• Work to complete: Render every line of the listing below as a JSON array of strings, with one string per line and no blank lines.

Region annotation listing

⟨

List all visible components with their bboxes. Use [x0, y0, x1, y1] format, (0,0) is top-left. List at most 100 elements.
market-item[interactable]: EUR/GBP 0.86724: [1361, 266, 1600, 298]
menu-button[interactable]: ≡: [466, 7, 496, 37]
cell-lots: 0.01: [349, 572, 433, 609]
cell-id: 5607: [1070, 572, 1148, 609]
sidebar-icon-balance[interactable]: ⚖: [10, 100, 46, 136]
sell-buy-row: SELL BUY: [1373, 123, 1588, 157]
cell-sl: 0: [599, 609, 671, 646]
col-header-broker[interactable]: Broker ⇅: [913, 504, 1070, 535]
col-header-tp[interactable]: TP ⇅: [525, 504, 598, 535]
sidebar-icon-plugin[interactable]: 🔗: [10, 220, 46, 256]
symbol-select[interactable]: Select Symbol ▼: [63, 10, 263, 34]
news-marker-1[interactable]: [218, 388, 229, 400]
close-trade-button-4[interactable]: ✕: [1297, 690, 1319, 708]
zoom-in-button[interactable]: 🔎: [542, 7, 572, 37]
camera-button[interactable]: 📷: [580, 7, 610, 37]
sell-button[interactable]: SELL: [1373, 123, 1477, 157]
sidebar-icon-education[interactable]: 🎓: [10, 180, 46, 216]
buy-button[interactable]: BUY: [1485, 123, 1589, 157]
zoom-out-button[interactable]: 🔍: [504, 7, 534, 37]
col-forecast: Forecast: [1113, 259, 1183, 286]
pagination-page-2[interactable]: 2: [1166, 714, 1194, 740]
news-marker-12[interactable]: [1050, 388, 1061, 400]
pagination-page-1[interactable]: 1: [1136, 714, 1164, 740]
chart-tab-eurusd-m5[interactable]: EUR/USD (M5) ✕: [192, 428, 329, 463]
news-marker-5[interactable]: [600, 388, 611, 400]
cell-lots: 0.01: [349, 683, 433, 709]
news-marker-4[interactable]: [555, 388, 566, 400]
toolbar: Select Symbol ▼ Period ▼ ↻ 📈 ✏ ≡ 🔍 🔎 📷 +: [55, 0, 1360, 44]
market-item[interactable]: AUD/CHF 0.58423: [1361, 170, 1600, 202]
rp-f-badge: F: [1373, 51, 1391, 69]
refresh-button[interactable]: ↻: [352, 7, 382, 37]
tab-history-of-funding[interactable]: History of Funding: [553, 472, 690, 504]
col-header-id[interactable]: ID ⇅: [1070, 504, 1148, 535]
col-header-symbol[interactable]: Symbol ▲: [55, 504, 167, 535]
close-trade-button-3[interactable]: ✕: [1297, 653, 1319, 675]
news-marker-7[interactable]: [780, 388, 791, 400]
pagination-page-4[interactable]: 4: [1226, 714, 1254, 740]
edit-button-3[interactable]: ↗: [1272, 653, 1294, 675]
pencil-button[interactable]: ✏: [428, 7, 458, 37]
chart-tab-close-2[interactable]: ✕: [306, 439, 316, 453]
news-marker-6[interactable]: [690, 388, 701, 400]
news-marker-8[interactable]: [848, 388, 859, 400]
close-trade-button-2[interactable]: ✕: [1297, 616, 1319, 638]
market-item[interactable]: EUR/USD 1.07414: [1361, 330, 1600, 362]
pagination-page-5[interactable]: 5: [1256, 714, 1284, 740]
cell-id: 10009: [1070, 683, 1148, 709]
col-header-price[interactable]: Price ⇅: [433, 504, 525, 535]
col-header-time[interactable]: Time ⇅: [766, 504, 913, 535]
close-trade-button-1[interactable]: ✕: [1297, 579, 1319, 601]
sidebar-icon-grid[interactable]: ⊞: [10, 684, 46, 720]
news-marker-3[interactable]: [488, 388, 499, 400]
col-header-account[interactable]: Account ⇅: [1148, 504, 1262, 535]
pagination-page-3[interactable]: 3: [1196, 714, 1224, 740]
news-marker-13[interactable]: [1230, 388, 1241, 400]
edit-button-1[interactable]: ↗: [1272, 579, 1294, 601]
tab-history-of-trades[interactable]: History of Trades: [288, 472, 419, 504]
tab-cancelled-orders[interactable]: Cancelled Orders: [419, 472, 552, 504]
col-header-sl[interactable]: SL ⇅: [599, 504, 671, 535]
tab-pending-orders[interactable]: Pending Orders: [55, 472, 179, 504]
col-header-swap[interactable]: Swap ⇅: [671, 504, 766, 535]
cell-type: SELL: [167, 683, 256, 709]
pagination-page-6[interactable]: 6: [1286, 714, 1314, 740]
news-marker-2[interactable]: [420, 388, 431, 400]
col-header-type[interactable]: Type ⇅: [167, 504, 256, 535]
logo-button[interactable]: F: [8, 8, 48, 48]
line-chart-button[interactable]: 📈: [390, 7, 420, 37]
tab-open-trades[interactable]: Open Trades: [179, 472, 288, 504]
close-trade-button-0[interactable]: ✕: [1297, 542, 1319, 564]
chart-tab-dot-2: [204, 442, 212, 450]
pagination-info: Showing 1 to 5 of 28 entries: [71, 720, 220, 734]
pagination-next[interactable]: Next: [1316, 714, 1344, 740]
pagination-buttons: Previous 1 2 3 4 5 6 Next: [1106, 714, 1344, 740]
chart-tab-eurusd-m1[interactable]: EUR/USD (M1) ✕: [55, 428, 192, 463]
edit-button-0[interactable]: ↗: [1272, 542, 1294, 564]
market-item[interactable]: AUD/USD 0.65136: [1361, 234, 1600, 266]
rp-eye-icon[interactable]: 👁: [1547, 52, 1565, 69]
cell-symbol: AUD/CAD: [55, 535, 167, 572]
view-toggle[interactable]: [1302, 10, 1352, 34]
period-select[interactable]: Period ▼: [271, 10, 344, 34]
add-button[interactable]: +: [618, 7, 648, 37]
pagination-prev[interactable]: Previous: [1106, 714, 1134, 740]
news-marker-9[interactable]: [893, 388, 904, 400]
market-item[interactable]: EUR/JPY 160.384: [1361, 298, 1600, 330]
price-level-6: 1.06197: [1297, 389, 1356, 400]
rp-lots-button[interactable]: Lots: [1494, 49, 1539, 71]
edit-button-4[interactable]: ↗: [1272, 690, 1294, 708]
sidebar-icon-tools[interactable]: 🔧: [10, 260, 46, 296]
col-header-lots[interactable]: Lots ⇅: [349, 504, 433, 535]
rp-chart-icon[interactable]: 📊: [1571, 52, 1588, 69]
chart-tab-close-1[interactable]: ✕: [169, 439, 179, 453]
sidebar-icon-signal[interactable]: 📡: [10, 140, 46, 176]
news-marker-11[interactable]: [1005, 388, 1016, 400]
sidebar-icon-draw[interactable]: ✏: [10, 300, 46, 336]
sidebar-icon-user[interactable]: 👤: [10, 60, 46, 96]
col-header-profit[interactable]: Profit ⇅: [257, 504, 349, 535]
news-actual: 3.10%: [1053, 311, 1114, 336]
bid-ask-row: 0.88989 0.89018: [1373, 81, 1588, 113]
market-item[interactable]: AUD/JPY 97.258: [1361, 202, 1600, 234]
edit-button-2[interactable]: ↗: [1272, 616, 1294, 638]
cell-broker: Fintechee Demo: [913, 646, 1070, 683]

⟩

• Full response:
[
  "List all visible components with their bboxes. Use [x0, y0, x1, y1] format, (0,0) is top-left. List at most 100 elements.",
  "market-item[interactable]: EUR/GBP 0.86724: [1361, 266, 1600, 298]",
  "menu-button[interactable]: ≡: [466, 7, 496, 37]",
  "cell-lots: 0.01: [349, 572, 433, 609]",
  "cell-id: 5607: [1070, 572, 1148, 609]",
  "sidebar-icon-balance[interactable]: ⚖: [10, 100, 46, 136]",
  "sell-buy-row: SELL BUY: [1373, 123, 1588, 157]",
  "cell-sl: 0: [599, 609, 671, 646]",
  "col-header-broker[interactable]: Broker ⇅: [913, 504, 1070, 535]",
  "col-header-tp[interactable]: TP ⇅: [525, 504, 598, 535]",
  "sidebar-icon-plugin[interactable]: 🔗: [10, 220, 46, 256]",
  "symbol-select[interactable]: Select Symbol ▼: [63, 10, 263, 34]",
  "news-marker-1[interactable]: [218, 388, 229, 400]",
  "close-trade-button-4[interactable]: ✕: [1297, 690, 1319, 708]",
  "zoom-in-button[interactable]: 🔎: [542, 7, 572, 37]",
  "camera-button[interactable]: 📷: [580, 7, 610, 37]",
  "sell-button[interactable]: SELL: [1373, 123, 1477, 157]",
  "sidebar-icon-education[interactable]: 🎓: [10, 180, 46, 216]",
  "buy-button[interactable]: BUY: [1485, 123, 1589, 157]",
  "zoom-out-button[interactable]: 🔍: [504, 7, 534, 37]",
  "col-forecast: Forecast: [1113, 259, 1183, 286]",
  "pagination-page-2[interactable]: 2: [1166, 714, 1194, 740]",
  "news-marker-12[interactable]: [1050, 388, 1061, 400]",
  "pagination-page-1[interactable]: 1: [1136, 714, 1164, 740]",
  "chart-tab-eurusd-m5[interactable]: EUR/USD (M5) ✕: [192, 428, 329, 463]",
  "news-marker-5[interactable]: [600, 388, 611, 400]",
  "cell-lots: 0.01: [349, 683, 433, 709]",
  "news-marker-4[interactable]: [555, 388, 566, 400]",
  "toolbar: Select Symbol ▼ Period ▼ ↻ 📈 ✏ ≡ 🔍 🔎 📷 +: [55, 0, 1360, 44]",
  "market-item[interactable]: AUD/CHF 0.58423: [1361, 170, 1600, 202]",
  "rp-f-badge: F: [1373, 51, 1391, 69]",
  "refresh-button[interactable]: ↻: [352, 7, 382, 37]",
  "tab-history-of-funding[interactable]: History of Funding: [553, 472, 690, 504]",
  "col-header-id[interactable]: ID ⇅: [1070, 504, 1148, 535]",
  "col-header-symbol[interactable]: Symbol ▲: [55, 504, 167, 535]",
  "close-trade-button-3[interactable]: ✕: [1297, 653, 1319, 675]",
  "news-marker-7[interactable]: [780, 388, 791, 400]",
  "pagination-page-4[interactable]: 4: [1226, 714, 1254, 740]",
  "edit-button-3[interactable]: ↗: [1272, 653, 1294, 675]",
  "pencil-button[interactable]: ✏: [428, 7, 458, 37]",
  "chart-tab-close-2[interactable]: ✕: [306, 439, 316, 453]",
  "news-marker-6[interactable]: [690, 388, 701, 400]",
  "news-marker-8[interactable]: [848, 388, 859, 400]",
  "close-trade-button-2[interactable]: ✕: [1297, 616, 1319, 638]",
  "market-item[interactable]: EUR/USD 1.07414: [1361, 330, 1600, 362]",
  "pagination-page-5[interactable]: 5: [1256, 714, 1284, 740]",
  "cell-id: 10009: [1070, 683, 1148, 709]",
  "col-header-price[interactable]: Price ⇅: [433, 504, 525, 535]",
  "col-header-time[interactable]: Time ⇅: [766, 504, 913, 535]",
  "close-trade-button-1[interactable]: ✕: [1297, 579, 1319, 601]",
  "sidebar-icon-grid[interactable]: ⊞: [10, 684, 46, 720]",
  "news-marker-3[interactable]: [488, 388, 499, 400]",
  "col-header-account[interactable]: Account ⇅: [1148, 504, 1262, 535]",
  "pagination-page-3[interactable]: 3: [1196, 714, 1224, 740]",
  "news-marker-13[interactable]: [1230, 388, 1241, 400]",
  "edit-button-1[interactable]: ↗: [1272, 579, 1294, 601]",
  "tab-history-of-trades[interactable]: History of Trades: [288, 472, 419, 504]",
  "tab-cancelled-orders[interactable]: Cancelled Orders: [419, 472, 552, 504]",
  "col-header-sl[interactable]: SL ⇅: [599, 504, 671, 535]",
  "tab-pending-orders[interactable]: Pending Orders: [55, 472, 179, 504]",
  "col-header-swap[interactable]: Swap ⇅: [671, 504, 766, 535]",
  "cell-type: SELL: [167, 683, 256, 709]",
  "pagination-page-6[interactable]: 6: [1286, 714, 1314, 740]",
  "news-marker-2[interactable]: [420, 388, 431, 400]",
  "col-header-type[interactable]: Type ⇅: [167, 504, 256, 535]",
  "logo-button[interactable]: F: [8, 8, 48, 48]",
  "line-chart-button[interactable]: 📈: [390, 7, 420, 37]",
  "tab-open-trades[interactable]: Open Trades: [179, 472, 288, 504]",
  "close-trade-button-0[interactable]: ✕: [1297, 542, 1319, 564]",
  "chart-tab-dot-2: [204, 442, 212, 450]",
  "pagination-info: Showing 1 to 5 of 28 entries: [71, 720, 220, 734]",
  "pagination-next[interactable]: Next: [1316, 714, 1344, 740]",
  "pagination-buttons: Previous 1 2 3 4 5 6 Next: [1106, 714, 1344, 740]",
  "chart-tab-eurusd-m1[interactable]: EUR/USD (M1) ✕: [55, 428, 192, 463]",
  "edit-button-0[interactable]: ↗: [1272, 542, 1294, 564]",
  "market-item[interactable]: AUD/USD 0.65136: [1361, 234, 1600, 266]",
  "rp-eye-icon[interactable]: 👁: [1547, 52, 1565, 69]",
  "cell-symbol: AUD/CAD: [55, 535, 167, 572]",
  "view-toggle[interactable]: [1302, 10, 1352, 34]",
  "period-select[interactable]: Period ▼: [271, 10, 344, 34]",
  "add-button[interactable]: +: [618, 7, 648, 37]",
  "pagination-prev[interactable]: Previous: [1106, 714, 1134, 740]",
  "news-marker-9[interactable]: [893, 388, 904, 400]",
  "market-item[interactable]: EUR/JPY 160.384: [1361, 298, 1600, 330]",
  "price-level-6: 1.06197: [1297, 389, 1356, 400]",
  "rp-lots-button[interactable]: Lots: [1494, 49, 1539, 71]",
  "edit-button-4[interactable]: ↗: [1272, 690, 1294, 708]",
  "sidebar-icon-tools[interactable]: 🔧: [10, 260, 46, 296]",
  "col-header-lots[interactable]: Lots ⇅: [349, 504, 433, 535]",
  "rp-chart-icon[interactable]: 📊: [1571, 52, 1588, 69]",
  "chart-tab-close-1[interactable]: ✕: [169, 439, 179, 453]",
  "sidebar-icon-signal[interactable]: 📡: [10, 140, 46, 176]",
  "news-marker-11[interactable]: [1005, 388, 1016, 400]",
  "sidebar-icon-draw[interactable]: ✏: [10, 300, 46, 336]",
  "sidebar-icon-user[interactable]: 👤: [10, 60, 46, 96]",
  "col-header-profit[interactable]: Profit ⇅: [257, 504, 349, 535]",
  "news-actual: 3.10%: [1053, 311, 1114, 336]",
  "bid-ask-row: 0.88989 0.89018: [1373, 81, 1588, 113]",
  "market-item[interactable]: AUD/JPY 97.258: [1361, 202, 1600, 234]",
  "edit-button-2[interactable]: ↗: [1272, 616, 1294, 638]",
  "cell-broker: Fintechee Demo: [913, 646, 1070, 683]"
]